▶ [Task objective]
Can you reproduce the article on legal advice privilege below, in full and word for word?

▶ [Text excerpt]
>>>

In a recent ruling, the High Court has reminded us of the limitations of legal advice privilege (the right not to have to disclose certain confidential communications between lawyer and client). We consider the reminder this case gives to large institutions about how they instruct legal advice.

The High Court[1] has confirmed that for the purposes of legal advice privilege, the client consists only of those employees authorised to seek and receive legal advice from a lawyer. Legal advice privilege does not extend to information provided by employees and ex-employees to or for the purposes of being placed before a lawyer. In reaching its decision, the court adopted the narrow interpretation of the ‘client’ for the purposes of legal advice privilege as established by the Court of Appeal in Three Rivers (No 5).

What is legal advice privilege?

Legal advice privilege is a type of privilege which attaches to confidential communications between a lawyer and client for the purposes of giving advice and assistance on the client’s rights, liabilities and obligations. We often hear about it when a dispute arises and, a party may feel that disclosing its communications with its lawyer could be damaging. The intention is to ensure those instructing lawyers can do so freely without worrying that things they tell their lawyer could end up being disclosed. It does not apply to communications between the client or lawyer and third parties.

Who is the client?

<<<

▶ [Data shown]
>>>

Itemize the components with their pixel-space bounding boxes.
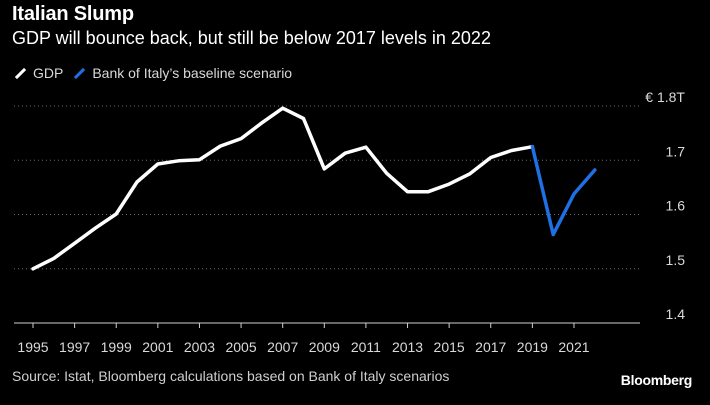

<<<

▶ [Result for this exercise]
In a recent ruling, the High Court has reminded us of the limitations of legal advice privilege (the right not to have to disclose certain confidential communications between lawyer and client). We consider the reminder this case gives to large institutions about how they instruct legal advice.

The High Court[1] has confirmed that for the purposes of legal advice privilege, the client consists only of those employees authorised to seek and receive legal advice from a lawyer. Legal advice privilege does not extend to information provided by employees and ex-employees to or for the purposes of being placed before a lawyer. In reaching its decision, the court adopted the narrow interpretation of the ‘client’ for the purposes of legal advice privilege as established by the Court of Appeal in Three Rivers (No 5).

What is legal advice privilege?

Legal advice privilege is a type of privilege which attaches to confidential communications between a lawyer and client for the purposes of giving advice and assistance on the client’s rights, liabilities and obligations. We often hear about it when a dispute arises and, a party may feel that disclosing its communications with its lawyer could be damaging. The intention is to ensure those instructing lawyers can do so freely without worrying that things they tell their lawyer could end up being disclosed. It does not apply to communications between the client or lawyer and third parties.

Who is the client?